[WHAT YOU WILL DO]:
In the listing, locate the line containing "Output a JSON", then quote it and all following lines exactly. Omit pictures.

[DATA EXTRACT]:

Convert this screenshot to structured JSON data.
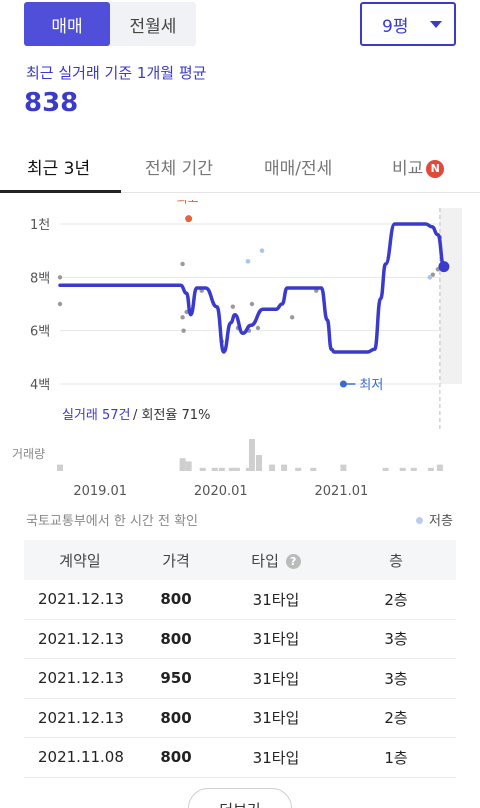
{
  "trade_toggle": {
    "active": "매매",
    "inactive": "전월세"
  },
  "size_select": {
    "value": "9평"
  },
  "summary": {
    "caption": "최근 실거래 기준 1개월 평균",
    "value": "838"
  },
  "tabs": [
    {
      "label": "최근 3년",
      "active": true
    },
    {
      "label": "전체 기간",
      "active": false
    },
    {
      "label": "매매/전세",
      "active": false
    },
    {
      "label": "비교",
      "active": false,
      "badge": "N"
    }
  ],
  "chart_data": {
    "type": "line",
    "y_ticks": [
      "1천",
      "8백",
      "6백",
      "4백"
    ],
    "y_tick_values": [
      1000,
      800,
      600,
      400
    ],
    "ylim": [
      370,
      1090
    ],
    "x_ticks": [
      "2019.01",
      "2020.01",
      "2021.01"
    ],
    "xlim_months": [
      -4,
      36
    ],
    "series": [
      {
        "x_months": [
          -4,
          -3,
          0,
          3,
          6,
          8,
          8.6,
          9,
          9.6,
          10.5,
          11.6,
          12.3,
          13,
          13.4,
          14.2,
          15,
          16.2,
          17.5,
          18.1,
          18.6,
          19.2,
          20.5,
          22,
          22.6,
          23,
          23.3,
          24,
          25.5,
          26.6,
          27.3,
          27.9,
          28.4,
          29.3,
          30.3,
          31.4,
          32.4,
          33,
          33.6,
          34.2
        ],
        "values": [
          770,
          770,
          770,
          770,
          770,
          770,
          740,
          660,
          760,
          760,
          690,
          520,
          630,
          660,
          590,
          620,
          680,
          680,
          700,
          760,
          760,
          760,
          760,
          640,
          530,
          520,
          520,
          520,
          520,
          530,
          720,
          850,
          1000,
          1000,
          1000,
          1000,
          990,
          960,
          840
        ]
      }
    ],
    "transactions": [
      {
        "x_months": -4,
        "value": 800
      },
      {
        "x_months": -4,
        "value": 700
      },
      {
        "x_months": 8.2,
        "value": 850
      },
      {
        "x_months": 8.2,
        "value": 650
      },
      {
        "x_months": 8.3,
        "value": 600
      },
      {
        "x_months": 8.6,
        "value": 670
      },
      {
        "x_months": 10.1,
        "value": 750
      },
      {
        "x_months": 12.1,
        "value": 560
      },
      {
        "x_months": 13.2,
        "value": 690
      },
      {
        "x_months": 13.7,
        "value": 610
      },
      {
        "x_months": 14.8,
        "value": 600
      },
      {
        "x_months": 15.1,
        "value": 700
      },
      {
        "x_months": 15.7,
        "value": 610
      },
      {
        "x_months": 19.1,
        "value": 650
      },
      {
        "x_months": 21.5,
        "value": 750
      },
      {
        "x_months": 33.1,
        "value": 810
      },
      {
        "x_months": 33.6,
        "value": 830
      },
      {
        "x_months": 33.8,
        "value": 950
      }
    ],
    "low_floor_points": [
      {
        "x_months": 14.7,
        "value": 860
      },
      {
        "x_months": 16.1,
        "value": 900
      },
      {
        "x_months": 32.8,
        "value": 800
      }
    ],
    "highest": {
      "label": "최고",
      "x_months": 8.8,
      "value": 1020
    },
    "lowest": {
      "label": "최저",
      "x_months": 24.2,
      "value": 400
    },
    "shaded_from_month": 33.8,
    "volume_label": "거래량",
    "volume": [
      {
        "x_months": -4,
        "count": 2
      },
      {
        "x_months": 8.2,
        "count": 4
      },
      {
        "x_months": 8.8,
        "count": 3
      },
      {
        "x_months": 10.2,
        "count": 1
      },
      {
        "x_months": 11.4,
        "count": 1
      },
      {
        "x_months": 12.1,
        "count": 1
      },
      {
        "x_months": 13.1,
        "count": 1
      },
      {
        "x_months": 13.6,
        "count": 1
      },
      {
        "x_months": 14.8,
        "count": 1
      },
      {
        "x_months": 15.1,
        "count": 10
      },
      {
        "x_months": 15.8,
        "count": 5
      },
      {
        "x_months": 17.1,
        "count": 2
      },
      {
        "x_months": 18.3,
        "count": 2
      },
      {
        "x_months": 19.7,
        "count": 1
      },
      {
        "x_months": 21.2,
        "count": 1
      },
      {
        "x_months": 24.2,
        "count": 2
      },
      {
        "x_months": 28.4,
        "count": 1
      },
      {
        "x_months": 30.1,
        "count": 1
      },
      {
        "x_months": 31.2,
        "count": 1
      },
      {
        "x_months": 32.9,
        "count": 1
      },
      {
        "x_months": 33.8,
        "count": 2
      }
    ],
    "accent_color": "#3a3acc",
    "high_color": "#e0653a",
    "low_color": "#3a6acc"
  },
  "chart_info": {
    "trades": "실거래 57건",
    "turnover": "/ 회전율 71%"
  },
  "source_note": "국토교통부에서 한 시간 전 확인",
  "legend": {
    "low_floor": "저층"
  },
  "table": {
    "headers": {
      "date": "계약일",
      "price": "가격",
      "type": "타입",
      "floor": "층",
      "help": "?"
    },
    "rows": [
      {
        "date": "2021.12.13",
        "price": "800",
        "type": "31타입",
        "floor": "2층"
      },
      {
        "date": "2021.12.13",
        "price": "800",
        "type": "31타입",
        "floor": "3층"
      },
      {
        "date": "2021.12.13",
        "price": "950",
        "type": "31타입",
        "floor": "3층"
      },
      {
        "date": "2021.12.13",
        "price": "800",
        "type": "31타입",
        "floor": "2층"
      },
      {
        "date": "2021.11.08",
        "price": "800",
        "type": "31타입",
        "floor": "1층"
      }
    ]
  },
  "more_button": "더보기"
}
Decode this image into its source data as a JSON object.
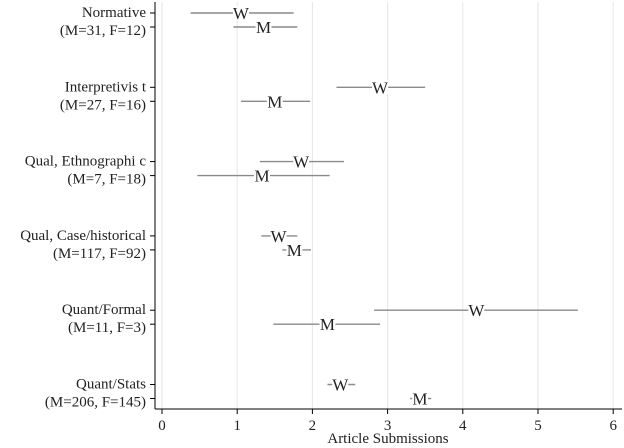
{
  "chart_data": {
    "type": "scatter",
    "title": "",
    "xlabel": "Article Submissions",
    "ylabel": "",
    "xlim": [
      0,
      6
    ],
    "xticks": [
      0,
      1,
      2,
      3,
      4,
      5,
      6
    ],
    "grid": "vertical",
    "legend": "none",
    "colors": {
      "interval": "#8a8a8a",
      "marker": "#222222",
      "axis": "#000000",
      "grid": "#e6e6e6"
    },
    "categories": [
      {
        "name": "Normative",
        "counts": "(M=31, F=12)"
      },
      {
        "name": "Interpretivis t",
        "counts": "(M=27, F=16)"
      },
      {
        "name": "Qual, Ethnographi c",
        "counts": "(M=7, F=18)"
      },
      {
        "name": "Qual, Case/historical",
        "counts": "(M=117, F=92)"
      },
      {
        "name": "Quant/Formal",
        "counts": "(M=11, F=3)"
      },
      {
        "name": "Quant/Stats",
        "counts": "(M=206, F=145)"
      }
    ],
    "series": [
      {
        "name": "W",
        "points": [
          {
            "category": "Normative",
            "value": 1.05,
            "low": 0.38,
            "high": 1.75
          },
          {
            "category": "Interpretivis t",
            "value": 2.9,
            "low": 2.32,
            "high": 3.5
          },
          {
            "category": "Qual, Ethnographi c",
            "value": 1.85,
            "low": 1.3,
            "high": 2.42
          },
          {
            "category": "Qual, Case/historical",
            "value": 1.55,
            "low": 1.32,
            "high": 1.8
          },
          {
            "category": "Quant/Formal",
            "value": 4.18,
            "low": 2.82,
            "high": 5.53
          },
          {
            "category": "Quant/Stats",
            "value": 2.37,
            "low": 2.2,
            "high": 2.57
          }
        ]
      },
      {
        "name": "M",
        "points": [
          {
            "category": "Normative",
            "value": 1.35,
            "low": 0.95,
            "high": 1.8
          },
          {
            "category": "Interpretivis t",
            "value": 1.5,
            "low": 1.05,
            "high": 1.97
          },
          {
            "category": "Qual, Ethnographi c",
            "value": 1.33,
            "low": 0.47,
            "high": 2.23
          },
          {
            "category": "Qual, Case/historical",
            "value": 1.76,
            "low": 1.6,
            "high": 1.98
          },
          {
            "category": "Quant/Formal",
            "value": 2.2,
            "low": 1.48,
            "high": 2.9
          },
          {
            "category": "Quant/Stats",
            "value": 3.43,
            "low": 3.3,
            "high": 3.58
          }
        ]
      }
    ]
  }
}
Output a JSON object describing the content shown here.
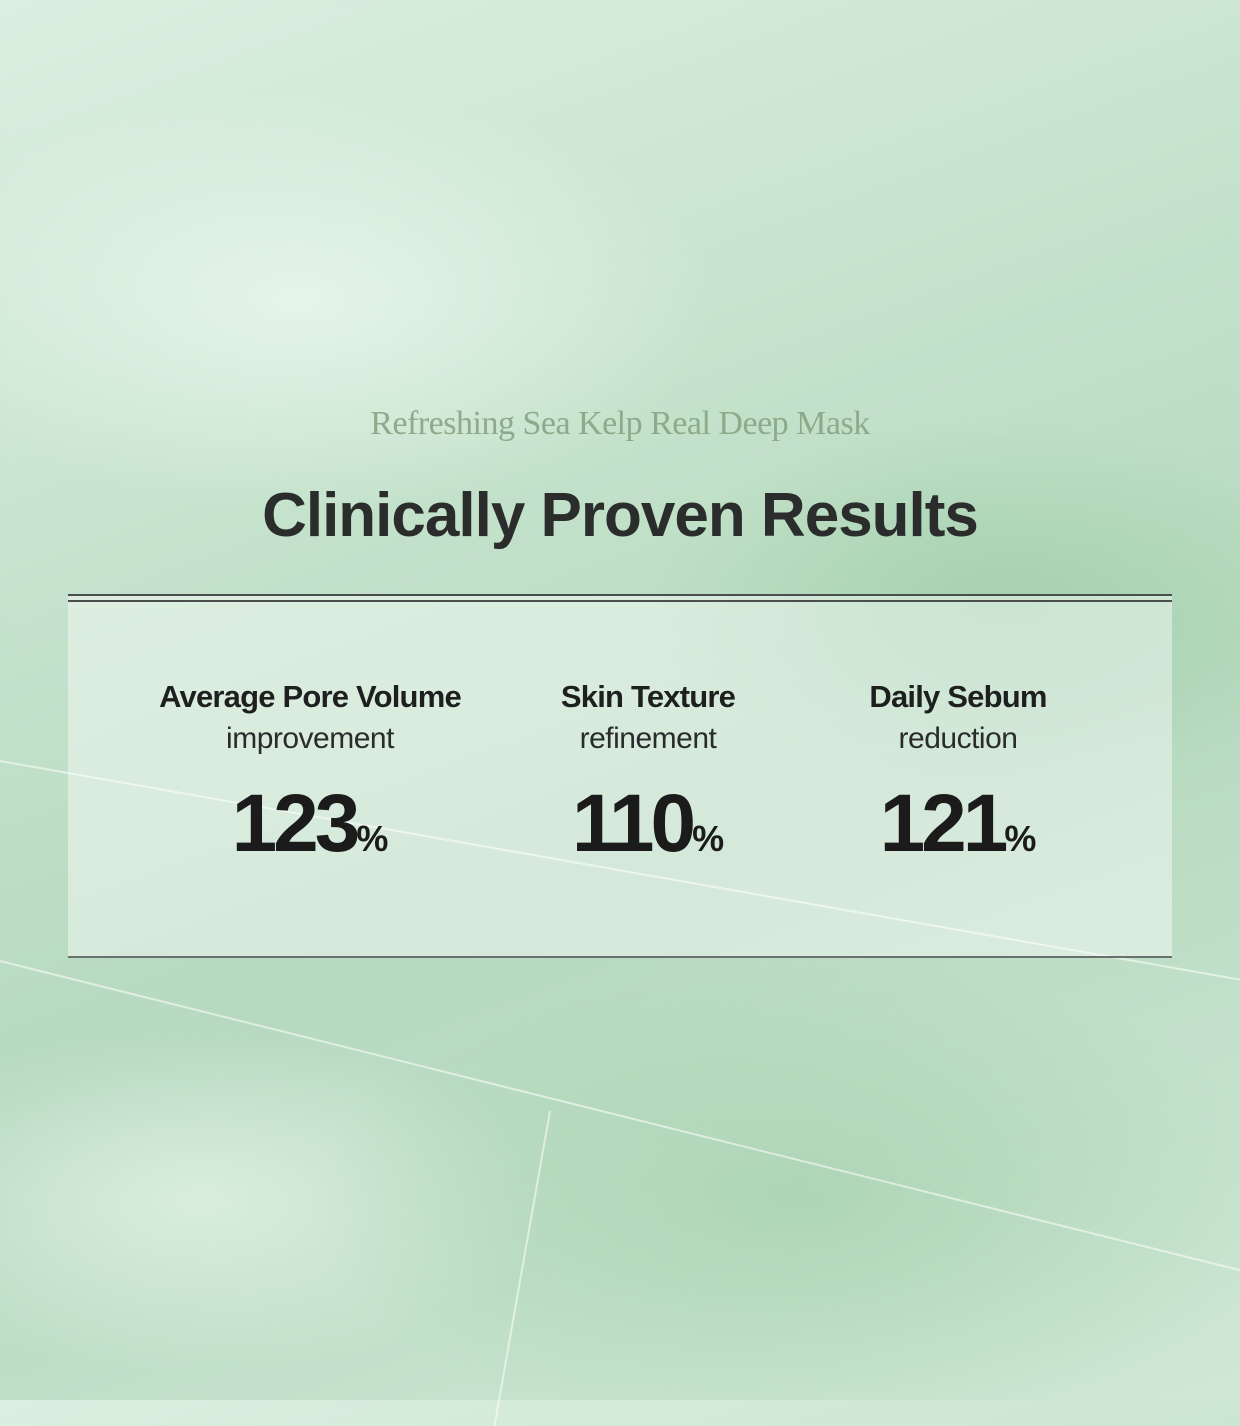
{
  "header": {
    "product_name": "Refreshing Sea Kelp Real Deep Mask",
    "title": "Clinically Proven Results"
  },
  "results": [
    {
      "label": "Average Pore Volume",
      "descriptor": "improvement",
      "value": "123",
      "unit": "%"
    },
    {
      "label": "Skin Texture",
      "descriptor": "refinement",
      "value": "110",
      "unit": "%"
    },
    {
      "label": "Daily Sebum",
      "descriptor": "reduction",
      "value": "121",
      "unit": "%"
    }
  ],
  "colors": {
    "background": "#c4e2cb",
    "subtitle": "#8faa8a",
    "title": "#2a2d2b"
  }
}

[EXERCISE ANSWER]:
Output a JSON object describing the content shown here.
{
  "header": {
    "product_name": "Refreshing Sea Kelp Real Deep Mask",
    "title": "Clinically Proven Results"
  },
  "results": [
    {
      "label": "Average Pore Volume",
      "descriptor": "improvement",
      "value": "123",
      "unit": "%"
    },
    {
      "label": "Skin Texture",
      "descriptor": "refinement",
      "value": "110",
      "unit": "%"
    },
    {
      "label": "Daily Sebum",
      "descriptor": "reduction",
      "value": "121",
      "unit": "%"
    }
  ],
  "colors": {
    "background": "#c4e2cb",
    "subtitle": "#8faa8a",
    "title": "#2a2d2b"
  }
}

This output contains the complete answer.